**What you are asked to do**
Find the lines holding the word "name" and collect them.

**Entries**
>> Start

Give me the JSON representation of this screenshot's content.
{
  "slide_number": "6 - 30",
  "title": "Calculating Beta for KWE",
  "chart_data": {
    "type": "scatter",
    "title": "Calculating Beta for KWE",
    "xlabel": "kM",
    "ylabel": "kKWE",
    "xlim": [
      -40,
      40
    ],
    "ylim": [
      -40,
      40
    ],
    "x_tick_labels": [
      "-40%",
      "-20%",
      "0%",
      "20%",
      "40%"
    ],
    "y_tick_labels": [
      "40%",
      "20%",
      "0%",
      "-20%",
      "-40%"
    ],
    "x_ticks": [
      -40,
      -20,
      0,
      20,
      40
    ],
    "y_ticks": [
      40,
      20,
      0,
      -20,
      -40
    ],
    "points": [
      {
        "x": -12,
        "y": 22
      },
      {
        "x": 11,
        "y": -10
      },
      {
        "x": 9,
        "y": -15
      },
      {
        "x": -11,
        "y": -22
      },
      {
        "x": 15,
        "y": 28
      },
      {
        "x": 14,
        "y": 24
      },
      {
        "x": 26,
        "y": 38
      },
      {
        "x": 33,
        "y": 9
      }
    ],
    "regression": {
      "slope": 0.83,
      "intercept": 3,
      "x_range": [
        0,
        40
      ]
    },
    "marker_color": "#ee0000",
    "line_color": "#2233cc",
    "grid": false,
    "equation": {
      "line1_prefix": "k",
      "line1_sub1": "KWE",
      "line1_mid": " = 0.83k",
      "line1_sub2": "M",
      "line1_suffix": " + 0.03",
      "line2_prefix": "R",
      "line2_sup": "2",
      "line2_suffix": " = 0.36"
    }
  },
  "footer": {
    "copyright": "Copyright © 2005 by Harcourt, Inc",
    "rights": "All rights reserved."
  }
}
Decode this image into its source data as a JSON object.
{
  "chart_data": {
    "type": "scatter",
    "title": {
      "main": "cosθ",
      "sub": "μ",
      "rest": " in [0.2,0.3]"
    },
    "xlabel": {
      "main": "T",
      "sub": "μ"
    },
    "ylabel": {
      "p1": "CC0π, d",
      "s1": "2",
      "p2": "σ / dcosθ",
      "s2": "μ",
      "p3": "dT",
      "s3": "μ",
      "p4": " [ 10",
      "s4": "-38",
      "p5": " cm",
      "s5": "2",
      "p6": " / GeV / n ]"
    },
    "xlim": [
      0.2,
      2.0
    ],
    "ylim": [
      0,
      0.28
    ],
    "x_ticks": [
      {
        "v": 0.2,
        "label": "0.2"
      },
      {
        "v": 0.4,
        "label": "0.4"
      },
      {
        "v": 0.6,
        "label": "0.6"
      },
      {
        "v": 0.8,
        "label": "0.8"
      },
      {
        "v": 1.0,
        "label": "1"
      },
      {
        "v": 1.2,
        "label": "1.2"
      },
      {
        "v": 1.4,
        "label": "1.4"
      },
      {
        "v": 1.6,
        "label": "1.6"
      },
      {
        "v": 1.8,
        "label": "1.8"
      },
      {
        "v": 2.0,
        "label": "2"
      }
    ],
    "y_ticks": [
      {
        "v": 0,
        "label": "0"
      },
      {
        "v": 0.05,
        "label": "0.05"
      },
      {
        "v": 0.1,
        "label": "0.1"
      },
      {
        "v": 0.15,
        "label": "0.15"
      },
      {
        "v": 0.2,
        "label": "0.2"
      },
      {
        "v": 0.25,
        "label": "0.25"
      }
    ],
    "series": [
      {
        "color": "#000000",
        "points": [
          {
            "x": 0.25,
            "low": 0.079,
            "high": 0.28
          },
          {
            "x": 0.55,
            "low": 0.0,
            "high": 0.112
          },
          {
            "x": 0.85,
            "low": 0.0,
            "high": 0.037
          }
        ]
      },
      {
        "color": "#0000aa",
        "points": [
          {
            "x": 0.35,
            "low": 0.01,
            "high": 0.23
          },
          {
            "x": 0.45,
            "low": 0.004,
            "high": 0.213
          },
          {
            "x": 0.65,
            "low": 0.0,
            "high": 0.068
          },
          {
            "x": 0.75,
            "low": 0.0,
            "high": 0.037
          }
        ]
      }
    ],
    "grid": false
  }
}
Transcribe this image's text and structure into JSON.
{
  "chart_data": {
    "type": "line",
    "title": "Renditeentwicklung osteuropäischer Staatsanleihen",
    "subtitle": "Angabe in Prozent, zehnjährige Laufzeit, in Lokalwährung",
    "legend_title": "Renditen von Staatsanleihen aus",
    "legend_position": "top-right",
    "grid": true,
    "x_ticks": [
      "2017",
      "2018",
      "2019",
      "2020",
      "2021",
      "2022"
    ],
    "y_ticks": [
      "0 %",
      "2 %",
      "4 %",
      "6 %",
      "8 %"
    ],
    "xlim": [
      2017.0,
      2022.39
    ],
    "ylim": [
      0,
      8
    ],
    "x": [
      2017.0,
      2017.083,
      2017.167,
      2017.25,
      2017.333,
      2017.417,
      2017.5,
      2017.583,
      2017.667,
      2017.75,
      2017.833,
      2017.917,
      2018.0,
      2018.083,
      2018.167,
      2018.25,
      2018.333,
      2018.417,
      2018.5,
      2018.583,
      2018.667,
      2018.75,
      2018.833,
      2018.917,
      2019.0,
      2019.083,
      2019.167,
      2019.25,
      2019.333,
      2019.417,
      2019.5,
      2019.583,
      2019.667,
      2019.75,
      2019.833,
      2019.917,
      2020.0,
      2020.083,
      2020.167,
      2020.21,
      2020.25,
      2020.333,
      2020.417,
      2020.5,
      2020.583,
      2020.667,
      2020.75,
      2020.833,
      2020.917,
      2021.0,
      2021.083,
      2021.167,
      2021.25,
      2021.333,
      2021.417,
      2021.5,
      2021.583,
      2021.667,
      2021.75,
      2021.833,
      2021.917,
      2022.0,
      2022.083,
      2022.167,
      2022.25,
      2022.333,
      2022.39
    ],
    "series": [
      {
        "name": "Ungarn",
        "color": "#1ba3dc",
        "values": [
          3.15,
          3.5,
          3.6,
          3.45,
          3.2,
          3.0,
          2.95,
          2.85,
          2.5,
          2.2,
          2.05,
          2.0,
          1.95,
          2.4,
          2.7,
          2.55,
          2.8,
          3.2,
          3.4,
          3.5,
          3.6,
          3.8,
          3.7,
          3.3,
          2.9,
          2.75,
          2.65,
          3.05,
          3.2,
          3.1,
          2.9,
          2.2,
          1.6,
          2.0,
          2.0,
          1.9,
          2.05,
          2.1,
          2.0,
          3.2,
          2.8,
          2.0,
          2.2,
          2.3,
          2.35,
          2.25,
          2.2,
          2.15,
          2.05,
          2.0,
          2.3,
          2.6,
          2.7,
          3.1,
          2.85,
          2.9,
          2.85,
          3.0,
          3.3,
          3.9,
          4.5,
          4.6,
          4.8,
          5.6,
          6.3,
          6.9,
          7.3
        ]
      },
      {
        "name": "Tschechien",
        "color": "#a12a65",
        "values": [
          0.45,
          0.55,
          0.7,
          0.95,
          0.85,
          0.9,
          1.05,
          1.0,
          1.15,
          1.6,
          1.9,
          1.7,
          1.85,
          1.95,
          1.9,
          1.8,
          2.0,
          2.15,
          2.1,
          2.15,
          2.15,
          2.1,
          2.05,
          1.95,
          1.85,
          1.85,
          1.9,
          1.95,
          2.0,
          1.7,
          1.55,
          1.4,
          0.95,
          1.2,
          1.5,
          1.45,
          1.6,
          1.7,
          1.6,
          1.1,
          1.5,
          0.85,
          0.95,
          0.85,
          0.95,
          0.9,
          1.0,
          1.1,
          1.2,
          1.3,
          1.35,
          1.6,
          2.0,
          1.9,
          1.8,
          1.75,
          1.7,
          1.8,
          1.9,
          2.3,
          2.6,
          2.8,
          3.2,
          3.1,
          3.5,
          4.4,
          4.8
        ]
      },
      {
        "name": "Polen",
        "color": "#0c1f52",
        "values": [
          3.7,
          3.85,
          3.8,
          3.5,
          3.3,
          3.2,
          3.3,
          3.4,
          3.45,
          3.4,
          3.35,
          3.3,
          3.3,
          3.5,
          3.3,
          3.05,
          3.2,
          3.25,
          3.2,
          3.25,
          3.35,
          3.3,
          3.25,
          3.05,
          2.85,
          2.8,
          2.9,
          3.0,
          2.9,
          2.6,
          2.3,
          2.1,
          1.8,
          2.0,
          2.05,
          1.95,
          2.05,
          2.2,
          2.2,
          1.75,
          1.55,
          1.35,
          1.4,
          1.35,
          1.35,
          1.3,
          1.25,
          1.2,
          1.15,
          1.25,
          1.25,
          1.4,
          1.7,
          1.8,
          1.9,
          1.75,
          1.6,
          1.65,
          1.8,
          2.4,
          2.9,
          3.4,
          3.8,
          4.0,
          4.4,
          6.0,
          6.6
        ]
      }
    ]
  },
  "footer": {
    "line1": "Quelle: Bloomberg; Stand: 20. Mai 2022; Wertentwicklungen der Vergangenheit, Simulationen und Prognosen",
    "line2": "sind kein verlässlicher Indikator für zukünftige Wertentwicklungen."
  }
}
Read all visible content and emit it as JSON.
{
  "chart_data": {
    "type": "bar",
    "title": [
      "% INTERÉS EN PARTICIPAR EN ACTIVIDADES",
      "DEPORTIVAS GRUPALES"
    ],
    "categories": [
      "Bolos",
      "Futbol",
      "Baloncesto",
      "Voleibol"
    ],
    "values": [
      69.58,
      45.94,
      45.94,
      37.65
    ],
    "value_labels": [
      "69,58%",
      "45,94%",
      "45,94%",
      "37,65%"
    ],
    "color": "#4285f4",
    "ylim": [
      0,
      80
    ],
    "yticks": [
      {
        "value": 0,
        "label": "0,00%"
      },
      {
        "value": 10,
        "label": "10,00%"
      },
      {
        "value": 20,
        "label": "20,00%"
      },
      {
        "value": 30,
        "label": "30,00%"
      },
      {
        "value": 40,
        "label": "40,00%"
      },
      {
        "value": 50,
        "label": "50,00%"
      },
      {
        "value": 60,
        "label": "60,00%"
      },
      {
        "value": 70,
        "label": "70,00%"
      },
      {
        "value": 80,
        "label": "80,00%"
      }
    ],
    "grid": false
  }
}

>> End

**Correct response**
        "name": "Ungarn",
        "name": "Tschechien",
        "name": "Polen",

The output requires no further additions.